## WHAT IS ASKED
Output all entries verbatim. Skip pictures.

## STORED RECORDS
══════

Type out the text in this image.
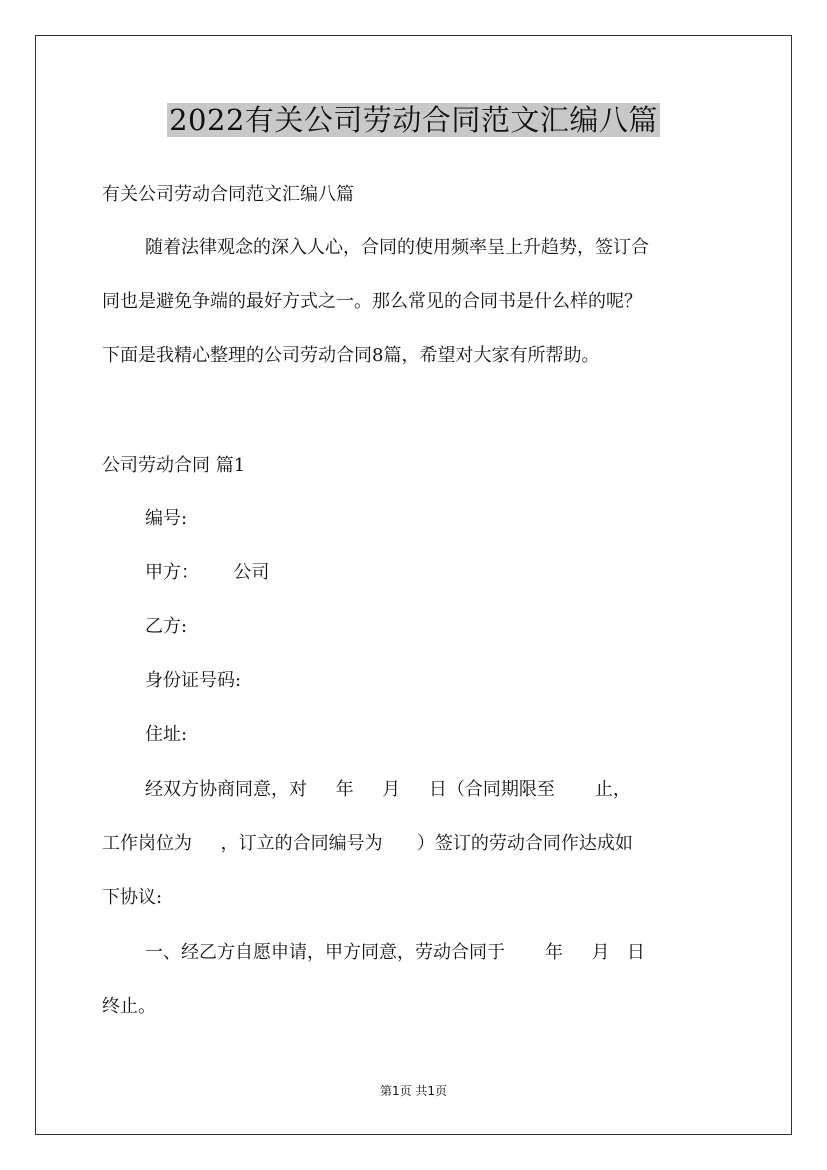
2022有关公司劳动合同范文汇编八篇
有关公司劳动合同范文汇编八篇
随着法律观念的深入人心，合同的使用频率呈上升趋势，签订合
同也是避免争端的最好方式之一。那么常见的合同书是什么样的呢？
下面是我精心整理的公司劳动合同8篇，希望对大家有所帮助。
公司劳动合同 篇1
编号:
甲方：      公司
乙方:
身份证号码:
住址:
经双方协商同意，对     年     月     日（合同期限至       止，
工作岗位为     ，订立的合同编号为      ）签订的劳动合同作达成如
下协议:
一、经乙方自愿申请，甲方同意，劳动合同于       年     月   日
终止。
第1页 共1页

══════

## WRITTEN RESPONSE
Type out the text in this image.
2022有关公司劳动合同范文汇编八篇
有关公司劳动合同范文汇编八篇
随着法律观念的深入人心，合同的使用频率呈上升趋势，签订合
同也是避免争端的最好方式之一。那么常见的合同书是什么样的呢？
下面是我精心整理的公司劳动合同8篇，希望对大家有所帮助。
公司劳动合同 篇1
编号:
甲方：      公司
乙方:
身份证号码:
住址:
经双方协商同意，对     年     月     日（合同期限至       止，
工作岗位为     ，订立的合同编号为      ）签订的劳动合同作达成如
下协议:
一、经乙方自愿申请，甲方同意，劳动合同于       年     月   日
终止。
第1页 共1页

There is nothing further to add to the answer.